[Data extracted from a collection]
* start *
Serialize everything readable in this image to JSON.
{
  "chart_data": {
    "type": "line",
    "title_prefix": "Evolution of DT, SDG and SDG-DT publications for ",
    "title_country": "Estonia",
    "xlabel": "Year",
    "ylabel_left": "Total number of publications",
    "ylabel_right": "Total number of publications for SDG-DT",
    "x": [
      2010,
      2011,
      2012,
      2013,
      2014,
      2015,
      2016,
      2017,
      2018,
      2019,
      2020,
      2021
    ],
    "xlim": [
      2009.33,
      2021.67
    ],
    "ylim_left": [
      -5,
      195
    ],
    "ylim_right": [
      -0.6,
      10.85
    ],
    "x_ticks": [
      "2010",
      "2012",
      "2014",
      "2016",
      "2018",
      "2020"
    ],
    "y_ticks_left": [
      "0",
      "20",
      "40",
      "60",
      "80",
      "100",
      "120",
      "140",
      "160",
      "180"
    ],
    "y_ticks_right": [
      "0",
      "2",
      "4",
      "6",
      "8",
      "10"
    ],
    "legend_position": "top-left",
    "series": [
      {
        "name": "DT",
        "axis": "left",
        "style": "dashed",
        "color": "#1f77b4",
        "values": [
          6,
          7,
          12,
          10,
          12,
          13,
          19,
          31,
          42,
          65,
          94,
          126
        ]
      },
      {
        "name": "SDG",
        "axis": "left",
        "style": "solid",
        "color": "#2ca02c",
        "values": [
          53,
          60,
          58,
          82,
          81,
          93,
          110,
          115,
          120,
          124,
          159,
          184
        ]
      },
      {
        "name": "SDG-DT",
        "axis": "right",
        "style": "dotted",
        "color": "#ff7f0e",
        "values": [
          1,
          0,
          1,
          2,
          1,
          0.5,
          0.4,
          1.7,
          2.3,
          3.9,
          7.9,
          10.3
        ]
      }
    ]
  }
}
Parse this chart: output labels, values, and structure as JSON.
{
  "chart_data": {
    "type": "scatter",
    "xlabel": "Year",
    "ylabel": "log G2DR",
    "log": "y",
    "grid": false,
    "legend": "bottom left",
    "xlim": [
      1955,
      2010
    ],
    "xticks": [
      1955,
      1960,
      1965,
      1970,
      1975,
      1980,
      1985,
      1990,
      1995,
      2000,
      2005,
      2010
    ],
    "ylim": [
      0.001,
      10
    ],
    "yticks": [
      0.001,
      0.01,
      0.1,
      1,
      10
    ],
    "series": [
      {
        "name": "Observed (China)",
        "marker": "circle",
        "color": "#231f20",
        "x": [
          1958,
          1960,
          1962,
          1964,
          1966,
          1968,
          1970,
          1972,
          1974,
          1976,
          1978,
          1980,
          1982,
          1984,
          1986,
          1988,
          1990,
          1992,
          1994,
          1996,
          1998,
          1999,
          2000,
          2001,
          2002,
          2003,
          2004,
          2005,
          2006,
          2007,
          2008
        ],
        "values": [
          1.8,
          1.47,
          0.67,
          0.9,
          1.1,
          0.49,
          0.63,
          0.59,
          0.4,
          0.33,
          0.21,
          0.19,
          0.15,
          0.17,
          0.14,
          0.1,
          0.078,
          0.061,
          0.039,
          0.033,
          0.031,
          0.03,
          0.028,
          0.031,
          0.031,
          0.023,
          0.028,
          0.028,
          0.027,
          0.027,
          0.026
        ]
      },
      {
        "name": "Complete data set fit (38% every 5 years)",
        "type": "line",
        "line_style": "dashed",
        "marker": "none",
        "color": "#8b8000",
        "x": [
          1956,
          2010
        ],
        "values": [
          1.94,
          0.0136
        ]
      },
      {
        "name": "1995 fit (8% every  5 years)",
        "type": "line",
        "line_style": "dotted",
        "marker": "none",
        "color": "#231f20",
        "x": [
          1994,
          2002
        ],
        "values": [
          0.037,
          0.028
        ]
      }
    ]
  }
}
* end *
**What is expected**
Pick each line holding the word "name" out of the data and copy it.

**Written response**
        "name": "DT",
        "name": "SDG",
        "name": "SDG-DT",
        "name": "Observed (China)",
        "name": "Complete data set fit (38% every 5 years)",
        "name": "1995 fit (8% every  5 years)",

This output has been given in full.